Work through the data and report how many lines include the string "name", giving the number alone.

====== Listed records ======

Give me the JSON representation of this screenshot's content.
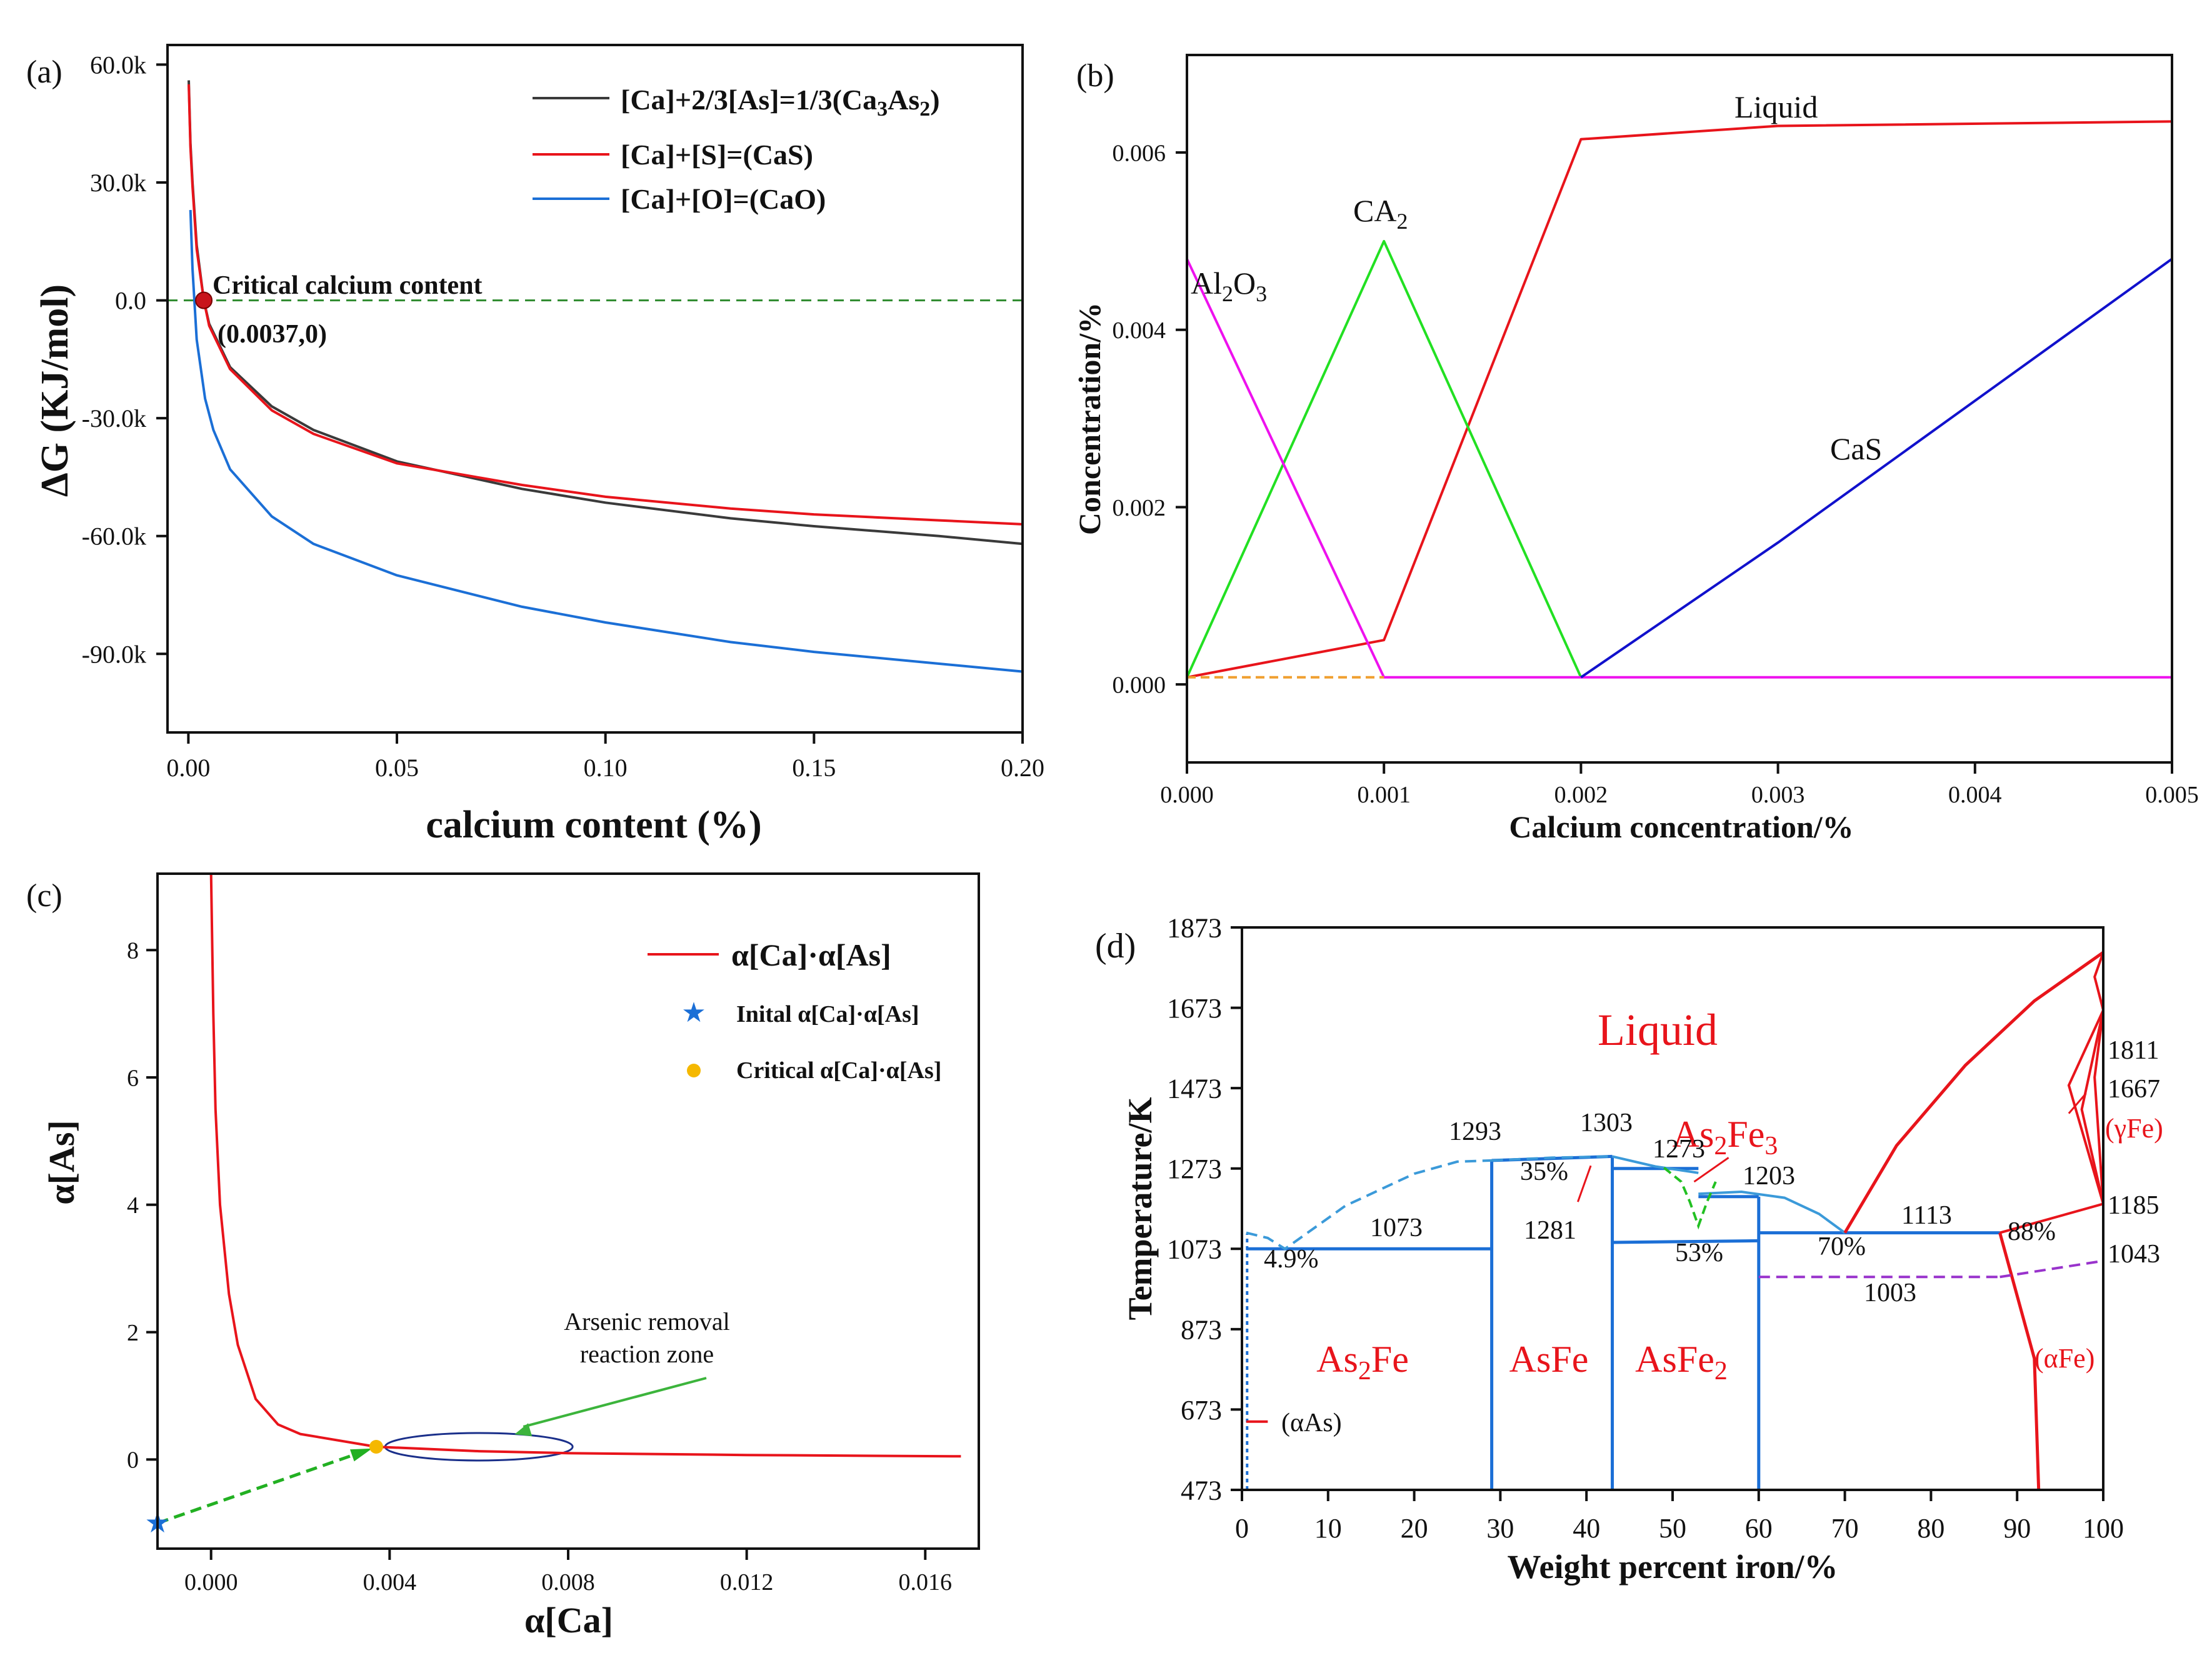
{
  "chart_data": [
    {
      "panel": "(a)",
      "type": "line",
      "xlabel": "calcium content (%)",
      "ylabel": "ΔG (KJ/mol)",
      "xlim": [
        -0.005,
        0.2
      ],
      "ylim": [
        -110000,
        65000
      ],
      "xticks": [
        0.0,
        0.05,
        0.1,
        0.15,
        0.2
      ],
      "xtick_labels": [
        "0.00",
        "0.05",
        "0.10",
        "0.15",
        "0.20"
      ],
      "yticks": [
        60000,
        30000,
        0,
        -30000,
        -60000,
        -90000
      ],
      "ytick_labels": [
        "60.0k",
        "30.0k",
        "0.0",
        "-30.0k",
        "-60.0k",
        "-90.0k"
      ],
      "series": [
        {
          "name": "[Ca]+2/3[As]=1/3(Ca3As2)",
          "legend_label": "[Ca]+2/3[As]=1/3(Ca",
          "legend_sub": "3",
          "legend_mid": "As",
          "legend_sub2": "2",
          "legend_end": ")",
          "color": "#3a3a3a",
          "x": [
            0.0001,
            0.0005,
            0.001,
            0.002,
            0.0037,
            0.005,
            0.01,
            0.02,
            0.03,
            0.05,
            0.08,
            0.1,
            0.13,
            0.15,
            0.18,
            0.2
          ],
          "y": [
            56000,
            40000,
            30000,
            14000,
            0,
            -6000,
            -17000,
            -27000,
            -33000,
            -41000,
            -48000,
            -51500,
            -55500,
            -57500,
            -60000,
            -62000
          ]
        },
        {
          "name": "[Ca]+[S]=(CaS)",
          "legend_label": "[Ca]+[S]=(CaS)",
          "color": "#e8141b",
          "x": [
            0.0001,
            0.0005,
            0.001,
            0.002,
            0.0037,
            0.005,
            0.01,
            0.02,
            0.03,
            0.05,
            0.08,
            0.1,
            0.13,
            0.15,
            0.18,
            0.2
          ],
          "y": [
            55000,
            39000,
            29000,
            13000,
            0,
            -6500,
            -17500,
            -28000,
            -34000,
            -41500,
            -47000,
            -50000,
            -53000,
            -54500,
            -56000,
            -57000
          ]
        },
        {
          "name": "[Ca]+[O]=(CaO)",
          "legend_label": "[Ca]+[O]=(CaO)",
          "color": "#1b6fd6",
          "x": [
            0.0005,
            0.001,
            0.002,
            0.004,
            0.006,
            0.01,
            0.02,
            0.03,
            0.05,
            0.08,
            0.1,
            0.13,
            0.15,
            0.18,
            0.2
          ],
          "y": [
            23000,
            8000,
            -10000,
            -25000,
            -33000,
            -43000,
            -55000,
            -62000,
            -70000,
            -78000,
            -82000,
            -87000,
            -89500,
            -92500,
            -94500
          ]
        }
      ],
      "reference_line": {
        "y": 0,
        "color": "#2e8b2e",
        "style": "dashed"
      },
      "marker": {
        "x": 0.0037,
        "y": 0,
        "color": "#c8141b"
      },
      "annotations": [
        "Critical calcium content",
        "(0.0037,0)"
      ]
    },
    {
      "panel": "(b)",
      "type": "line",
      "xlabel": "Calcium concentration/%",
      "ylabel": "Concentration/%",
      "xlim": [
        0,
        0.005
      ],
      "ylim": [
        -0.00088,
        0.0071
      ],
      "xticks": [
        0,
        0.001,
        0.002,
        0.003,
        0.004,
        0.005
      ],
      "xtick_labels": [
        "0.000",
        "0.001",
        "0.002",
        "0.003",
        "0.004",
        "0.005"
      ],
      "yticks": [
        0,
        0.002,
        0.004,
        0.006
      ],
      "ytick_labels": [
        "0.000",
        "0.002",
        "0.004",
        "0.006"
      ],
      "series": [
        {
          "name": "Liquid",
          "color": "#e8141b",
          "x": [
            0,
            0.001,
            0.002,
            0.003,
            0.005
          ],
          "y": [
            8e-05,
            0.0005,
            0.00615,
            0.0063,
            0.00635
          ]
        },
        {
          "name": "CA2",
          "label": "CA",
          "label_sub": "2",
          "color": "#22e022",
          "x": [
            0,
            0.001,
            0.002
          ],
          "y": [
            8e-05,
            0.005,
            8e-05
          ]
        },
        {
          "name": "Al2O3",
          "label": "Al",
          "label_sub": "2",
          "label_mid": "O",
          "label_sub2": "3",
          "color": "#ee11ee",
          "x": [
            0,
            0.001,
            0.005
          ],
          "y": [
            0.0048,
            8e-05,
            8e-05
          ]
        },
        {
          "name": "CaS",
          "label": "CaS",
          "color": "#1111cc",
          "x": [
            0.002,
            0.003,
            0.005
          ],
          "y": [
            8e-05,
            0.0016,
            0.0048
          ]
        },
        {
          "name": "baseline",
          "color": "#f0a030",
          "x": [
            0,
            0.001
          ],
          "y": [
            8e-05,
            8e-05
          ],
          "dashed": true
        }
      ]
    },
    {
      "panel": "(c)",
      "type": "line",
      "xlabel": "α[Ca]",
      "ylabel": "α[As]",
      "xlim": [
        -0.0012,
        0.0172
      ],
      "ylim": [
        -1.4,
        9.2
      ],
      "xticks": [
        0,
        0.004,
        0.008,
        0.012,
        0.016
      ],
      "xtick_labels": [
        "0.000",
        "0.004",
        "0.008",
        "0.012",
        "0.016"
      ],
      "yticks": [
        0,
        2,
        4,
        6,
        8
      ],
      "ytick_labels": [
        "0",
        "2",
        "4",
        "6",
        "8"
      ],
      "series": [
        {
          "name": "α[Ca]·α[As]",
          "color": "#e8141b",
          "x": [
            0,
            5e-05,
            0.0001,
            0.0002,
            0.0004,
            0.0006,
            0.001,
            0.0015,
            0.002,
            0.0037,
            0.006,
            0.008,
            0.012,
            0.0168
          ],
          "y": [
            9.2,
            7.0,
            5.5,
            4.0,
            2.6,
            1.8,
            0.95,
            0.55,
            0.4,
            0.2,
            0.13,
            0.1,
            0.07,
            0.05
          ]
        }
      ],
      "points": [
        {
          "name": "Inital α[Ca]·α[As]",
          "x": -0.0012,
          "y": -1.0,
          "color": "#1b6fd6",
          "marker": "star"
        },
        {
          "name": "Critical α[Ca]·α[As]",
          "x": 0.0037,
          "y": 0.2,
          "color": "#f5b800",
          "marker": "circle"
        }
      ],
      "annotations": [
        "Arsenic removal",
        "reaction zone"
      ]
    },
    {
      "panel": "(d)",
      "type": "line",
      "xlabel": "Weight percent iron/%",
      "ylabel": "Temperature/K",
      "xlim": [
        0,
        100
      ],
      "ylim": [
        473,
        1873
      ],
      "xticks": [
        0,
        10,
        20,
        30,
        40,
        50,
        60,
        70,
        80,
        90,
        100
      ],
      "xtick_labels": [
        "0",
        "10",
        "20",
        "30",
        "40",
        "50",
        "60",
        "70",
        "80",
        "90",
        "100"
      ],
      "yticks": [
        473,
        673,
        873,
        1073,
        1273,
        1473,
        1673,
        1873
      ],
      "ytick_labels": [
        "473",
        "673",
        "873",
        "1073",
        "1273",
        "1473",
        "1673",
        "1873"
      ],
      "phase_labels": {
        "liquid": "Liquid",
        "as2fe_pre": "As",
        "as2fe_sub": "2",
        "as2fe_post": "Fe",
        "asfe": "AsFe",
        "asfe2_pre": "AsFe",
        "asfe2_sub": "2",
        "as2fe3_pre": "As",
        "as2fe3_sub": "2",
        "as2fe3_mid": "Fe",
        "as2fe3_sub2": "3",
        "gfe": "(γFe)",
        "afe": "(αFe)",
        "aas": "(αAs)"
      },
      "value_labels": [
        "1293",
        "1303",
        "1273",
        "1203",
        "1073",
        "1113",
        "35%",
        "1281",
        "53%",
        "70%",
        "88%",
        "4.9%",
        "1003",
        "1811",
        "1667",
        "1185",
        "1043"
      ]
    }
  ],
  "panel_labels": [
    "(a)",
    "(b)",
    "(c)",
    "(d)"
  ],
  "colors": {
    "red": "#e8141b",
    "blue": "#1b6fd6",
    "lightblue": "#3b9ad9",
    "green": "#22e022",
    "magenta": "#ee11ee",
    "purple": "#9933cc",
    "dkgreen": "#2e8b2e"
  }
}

======

Expected output:
11